Stored data:
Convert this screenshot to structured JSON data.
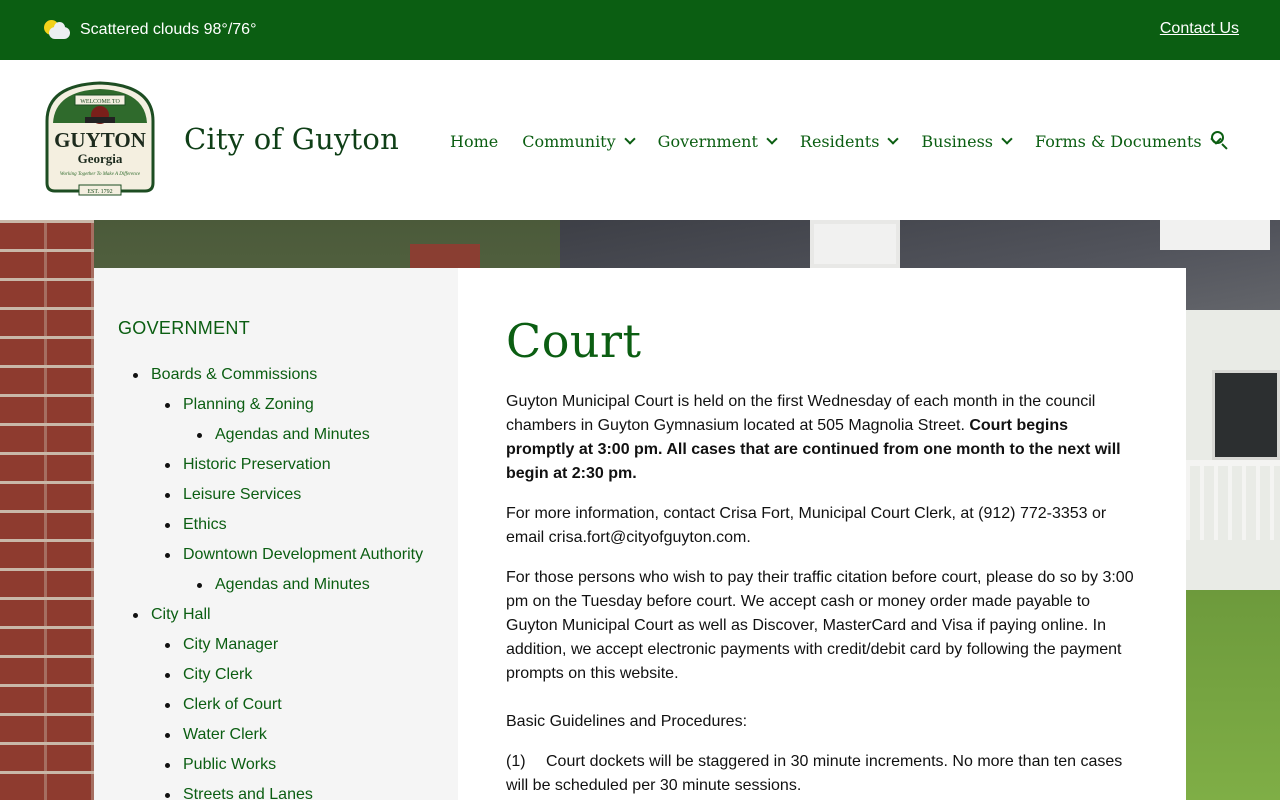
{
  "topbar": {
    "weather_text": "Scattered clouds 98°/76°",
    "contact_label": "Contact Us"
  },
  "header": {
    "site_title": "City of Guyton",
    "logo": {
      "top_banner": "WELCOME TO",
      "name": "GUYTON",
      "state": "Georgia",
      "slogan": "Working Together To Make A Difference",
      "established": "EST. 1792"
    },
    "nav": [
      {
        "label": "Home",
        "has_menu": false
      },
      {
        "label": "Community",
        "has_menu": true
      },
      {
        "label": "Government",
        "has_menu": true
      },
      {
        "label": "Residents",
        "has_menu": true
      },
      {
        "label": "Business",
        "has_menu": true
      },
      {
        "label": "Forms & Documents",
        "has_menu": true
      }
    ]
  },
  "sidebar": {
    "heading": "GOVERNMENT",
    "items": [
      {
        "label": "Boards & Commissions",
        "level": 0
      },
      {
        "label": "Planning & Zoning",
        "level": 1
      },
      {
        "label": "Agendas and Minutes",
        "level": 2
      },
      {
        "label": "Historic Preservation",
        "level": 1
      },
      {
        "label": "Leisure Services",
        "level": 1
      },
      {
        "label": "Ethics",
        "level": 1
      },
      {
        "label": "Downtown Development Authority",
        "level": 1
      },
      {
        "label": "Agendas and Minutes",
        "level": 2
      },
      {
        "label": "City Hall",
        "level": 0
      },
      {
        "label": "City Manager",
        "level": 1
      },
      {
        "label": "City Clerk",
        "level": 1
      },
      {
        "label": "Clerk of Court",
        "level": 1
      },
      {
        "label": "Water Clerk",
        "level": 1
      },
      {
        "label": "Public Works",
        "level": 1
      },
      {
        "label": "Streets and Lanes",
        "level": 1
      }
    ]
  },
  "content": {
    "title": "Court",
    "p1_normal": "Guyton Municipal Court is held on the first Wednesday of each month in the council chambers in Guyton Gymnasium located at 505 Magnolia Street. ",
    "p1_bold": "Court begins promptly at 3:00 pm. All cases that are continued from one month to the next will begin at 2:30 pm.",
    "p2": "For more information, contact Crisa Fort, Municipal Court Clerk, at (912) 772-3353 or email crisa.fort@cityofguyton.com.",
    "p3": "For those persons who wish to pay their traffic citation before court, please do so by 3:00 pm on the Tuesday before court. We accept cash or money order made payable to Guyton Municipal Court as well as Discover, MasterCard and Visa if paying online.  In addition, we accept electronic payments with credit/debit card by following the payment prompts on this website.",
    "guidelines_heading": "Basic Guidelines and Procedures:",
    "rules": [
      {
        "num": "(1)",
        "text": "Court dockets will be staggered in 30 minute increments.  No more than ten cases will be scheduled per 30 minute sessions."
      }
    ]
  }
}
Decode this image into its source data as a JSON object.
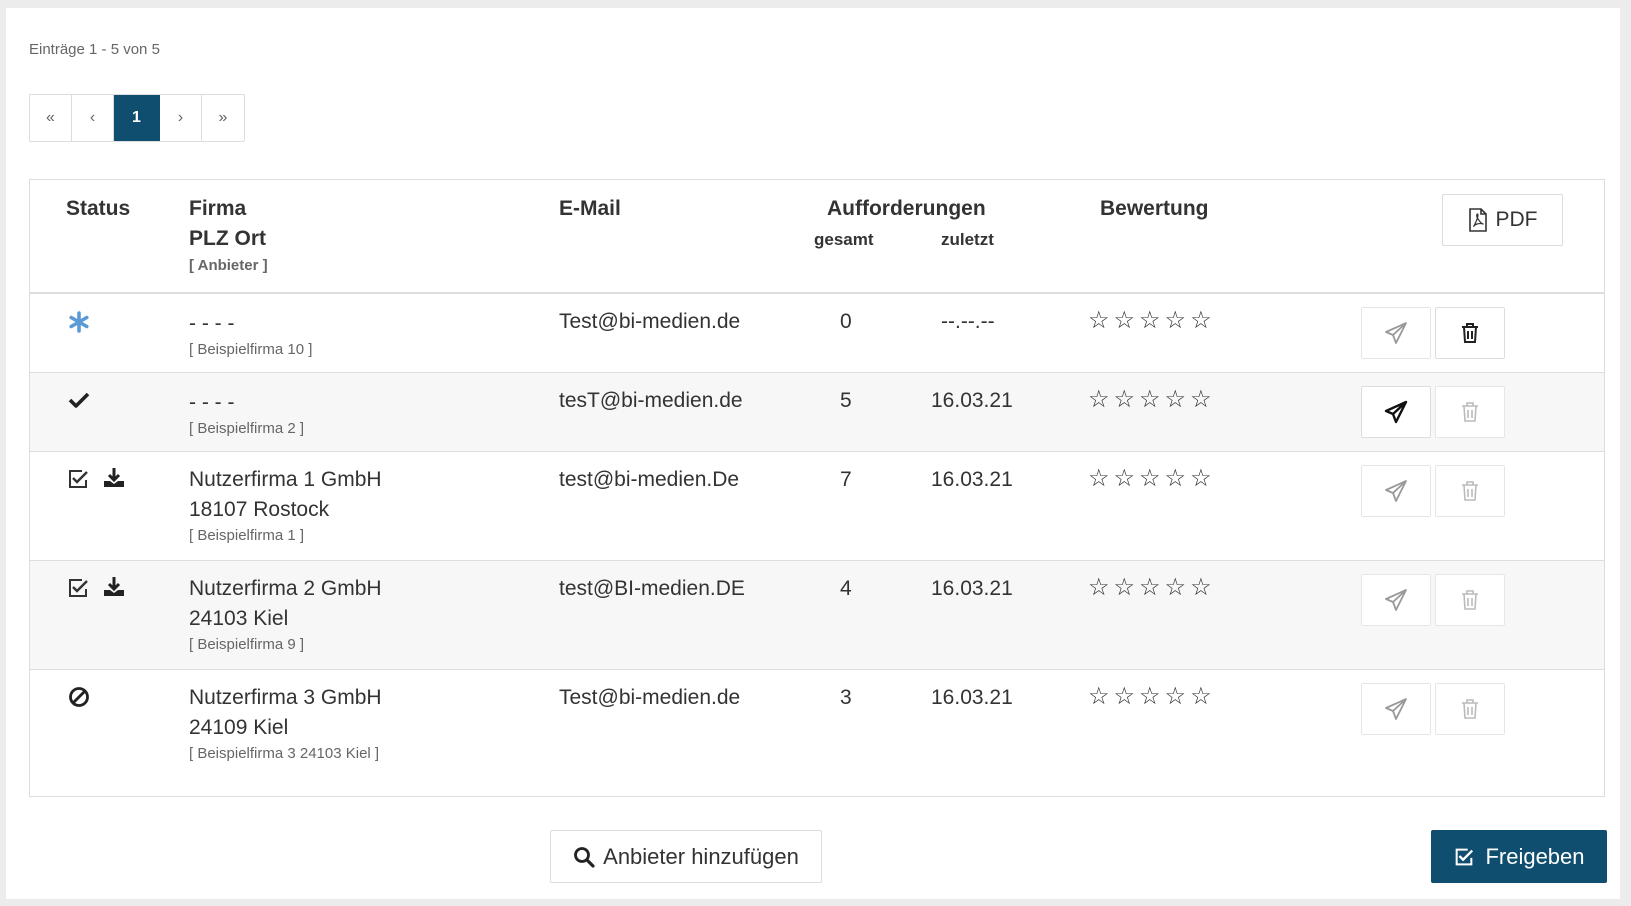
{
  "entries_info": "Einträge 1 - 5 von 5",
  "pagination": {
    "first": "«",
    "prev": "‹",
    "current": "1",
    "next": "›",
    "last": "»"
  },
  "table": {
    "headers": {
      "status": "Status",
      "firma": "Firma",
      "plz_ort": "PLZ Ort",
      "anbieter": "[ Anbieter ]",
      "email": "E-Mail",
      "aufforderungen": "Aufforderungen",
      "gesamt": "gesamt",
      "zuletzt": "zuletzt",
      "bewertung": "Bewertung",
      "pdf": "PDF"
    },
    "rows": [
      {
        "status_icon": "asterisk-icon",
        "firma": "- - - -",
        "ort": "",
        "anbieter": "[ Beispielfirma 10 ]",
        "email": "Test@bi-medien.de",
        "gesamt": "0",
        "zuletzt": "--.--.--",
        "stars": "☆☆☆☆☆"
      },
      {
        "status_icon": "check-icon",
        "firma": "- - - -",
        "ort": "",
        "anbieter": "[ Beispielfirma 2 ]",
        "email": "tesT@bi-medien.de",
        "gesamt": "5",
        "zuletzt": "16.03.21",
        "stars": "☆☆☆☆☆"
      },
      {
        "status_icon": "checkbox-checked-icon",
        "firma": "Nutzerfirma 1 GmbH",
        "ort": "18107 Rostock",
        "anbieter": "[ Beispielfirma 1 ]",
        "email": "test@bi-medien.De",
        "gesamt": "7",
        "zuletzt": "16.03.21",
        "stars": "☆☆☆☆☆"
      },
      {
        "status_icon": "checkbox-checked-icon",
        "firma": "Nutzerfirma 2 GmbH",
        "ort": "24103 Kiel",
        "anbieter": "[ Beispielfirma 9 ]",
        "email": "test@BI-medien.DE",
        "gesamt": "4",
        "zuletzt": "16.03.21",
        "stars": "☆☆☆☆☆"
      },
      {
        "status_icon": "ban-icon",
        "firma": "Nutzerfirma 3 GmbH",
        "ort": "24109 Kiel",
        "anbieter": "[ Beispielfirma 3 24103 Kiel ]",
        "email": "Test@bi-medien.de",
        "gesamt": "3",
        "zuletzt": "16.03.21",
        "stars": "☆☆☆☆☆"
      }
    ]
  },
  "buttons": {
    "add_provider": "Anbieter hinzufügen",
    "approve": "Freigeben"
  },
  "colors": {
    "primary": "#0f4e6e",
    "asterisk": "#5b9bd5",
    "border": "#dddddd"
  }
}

■ PROBLEM DESCRIPTION
Note how many lines in the material hold the word "Clerk", and give that number with nothing added.

■ RESULT FOR THIS TASK
4